Exercise task A |
Rewrite the stretch of the Silent Valley blog post from "The Silent Valley reservoir." through "drying off quietly.", putting "mobile phone" in place of "cellphone".
Exercise task B |
In the Silent Valley blog post, how much did the couple pay before the barrier came down behind the car?
Exercise task C |
Can you go on with the Silent Valley blog post from the point where it stops?

Source passage |
Archive for the 'Out & About' Category

Quietly damp.

Sunday, July 8th, 2007

The sky looked ominous this afternoon, so we did what anyone sensible would do: we loaded the dog into the back of the car and headed out to see what we could see.

By the time we reached Newcastle, the omen had been shown good. It’s this kind of downpour that shows one of the essential points of tension between my wife and me, which is to say her deep optimism as contrasted with my usual pessimism. At her suggestion, we kept driving in the hope of coming out the other side of the weather.

By the time we reached the Silent Valley, the rain had stopped. At least, it stopped until we’d paid our £4.50 (eep) and the barrier had come down behind the car – but this perfectly poetic moment was too much for the heavens to resist. Right on cue, downpour once again.

Wife and dog in the rain.

That said, the Silent Valley is a beautiful place with the reservoir hidden in a bowl of Mournes.

The Silent Valley reservoir.  In the rain.

I’ve only been there once before, when my parents took my brother and me up on what I remember as a blazingly hot summer afternoon several years ago. Contrast indeed. I remembered it as rather great, although under-appreciated by the younger me, and it did appeal to me today. My wife may disagree and tell of the moaning I did about the weather, but it was great. Intriguingly, reservoirs and dams tend to take me that way. I’ll have to return sometime with a camera other than the one in my cellphone.

The weather did pick up, with the sun raising steam from the tarmac. But not before we were wet and the dog was wetter. She’s sitting here by my feet drying off quietly.

Bovver.

Monday, June 25th, 2007

I don’t understand cows.

Source material |

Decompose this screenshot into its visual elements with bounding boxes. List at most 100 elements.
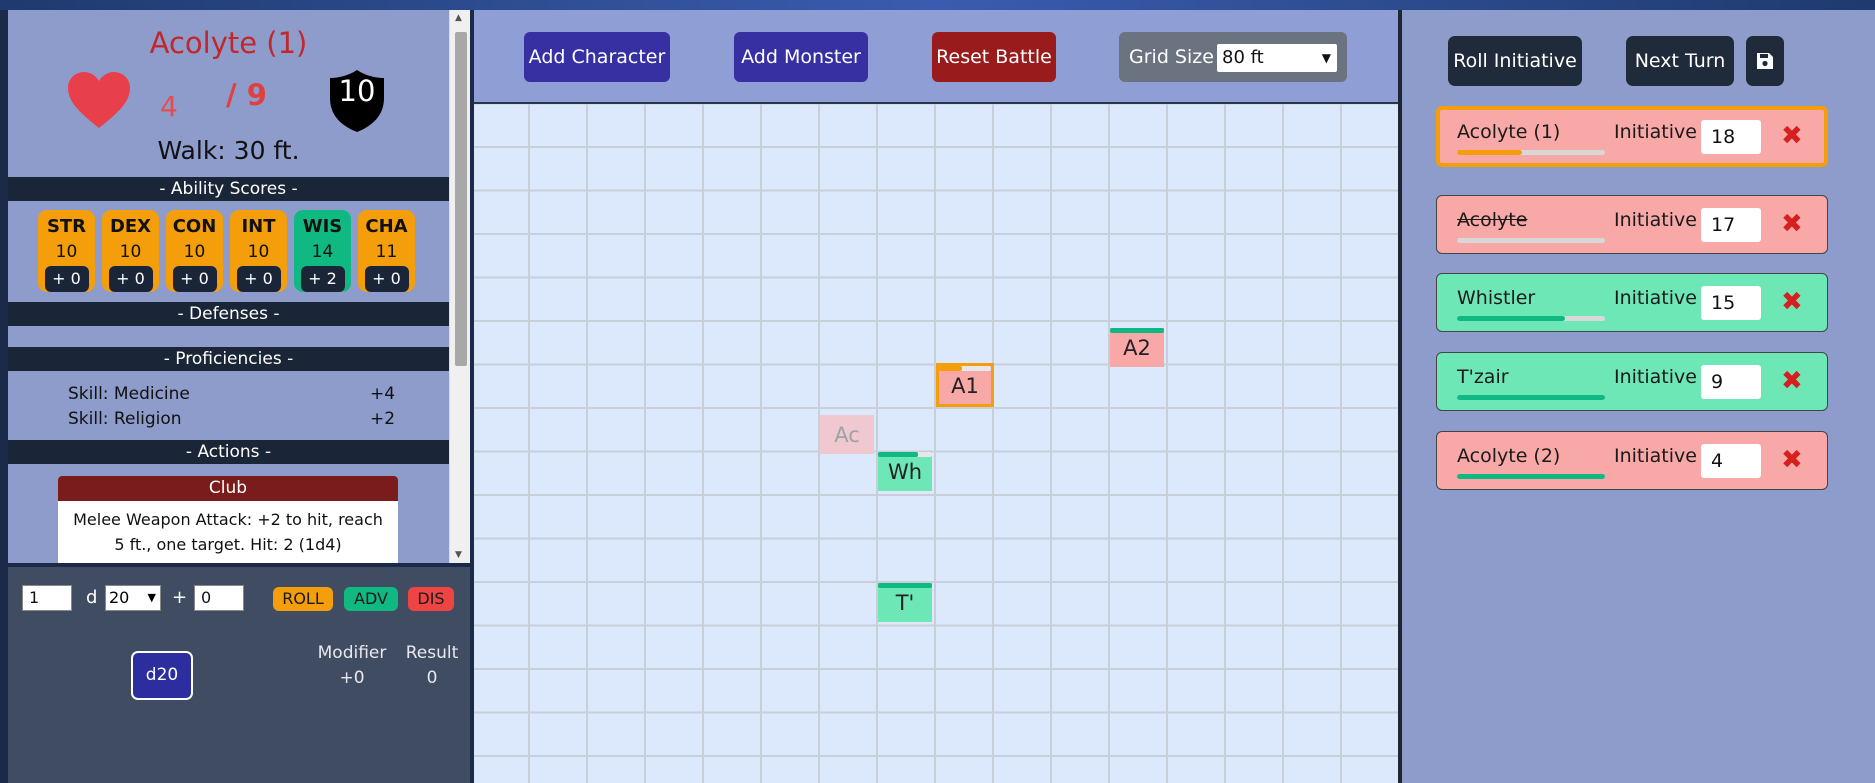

Right answer A |
The Silent Valley reservoir.  In the rain.

I’ve only been there once before, when my parents took my brother and me up on what I remember as a blazingly hot summer afternoon several years ago. Contrast indeed. I remembered it as rather great, although under-appreciated by the younger me, and it did appeal to me today. My wife may disagree and tell of the moaning I did about the weather, but it was great. Intriguingly, reservoirs and dams tend to take me that way. I’ll have to return sometime with a camera other than the one in my mobile phone.

The weather did pick up, with the sun raising steam from the tarmac. But not before we were wet and the dog was wetter. She’s sitting here by my feet drying off quietly.

Right answer B |
£4.50.

Right answer C |
I’m a city boy. Also, I have my doubts that cows understand me. Then again, when those eyes are looking at you from unnervingly close by, who’s to say what’s going on behind them? Maybe they do understand.

As a species they provide milk, steaks, burgers, short grass and more cows. I wasn’t aware until yesterday that they are also good at providing… let’s call it ‘the willies’.

Taking a long weekend in my father-in-law’s little cottage on the north coast (a semi-regular holiday haunt), I lay on the sofa reading a book by the fading window-light. A chewing noise invited me to look up. Less than three feet from my face was the face of a cow. A really big cow. It looked somehow affronted. Do you like it when people watch you eat?

Later, as tends to be the evening routine, I took the dog outside for activities she’d rather not have observed either. She saw the cows (yes, plural). They saw her. They came over, and looked. Seven of them, all in a row, looking hard. A short distance from me. The dog, the cows, I don’t think they’d be friends.

I was very aware that the fence there is only a couple of feet high. Despite the fact I’m a city boy, I was also aware that cows can run, that cows can jump. That cows are big and heavy and probably not too weak. I can’t imagine they got bullied at school.

To sum, I was mostly aware that what keeps the cows on the other side of the fence is nothing more than that they are happy there. I wondered what it takes to disturb that happiness.

That’s when I took the dog back inside.

The times…

Saturday, May 12th, 2007

We ended up in Belfast this afternoon to grab a couple of things, and while my wife was in the bead shop (not altogether my bag, I’m sure you’ll appreciate) I stood outside and watched the crowds go past.

I was struck by the number of obvious tourists and people with honking great big digital cameras hanging around their necks, and that that wasn’t something you would have seen much of seven years ago when I left Northern Ireland. It’s a happy thing to notice in this week when our legislative assembly has got itself up and running again (even if the “historic day” consisted of many of the same people saying most of the same things as the last time our society changed for good). The other husband standing outside the shop agreed with me.

Pixies, puppets, faeries, riddles…

Saturday, September 30th, 2006

This weekend Belfast City Council have been running Enchanted Evenings in the Botanic Gardens. We were put onto it by my brother and his girlfriend, so we stopped in on Thursday evening for a look.

Coloured lights, candles, acrobats, shadow puppets, entertainers, costumes… All kinds of things going on, up to and including a dragon hiding in the bushes calling out riddles as you walk past (“what breaks when you say it?… Silence.”)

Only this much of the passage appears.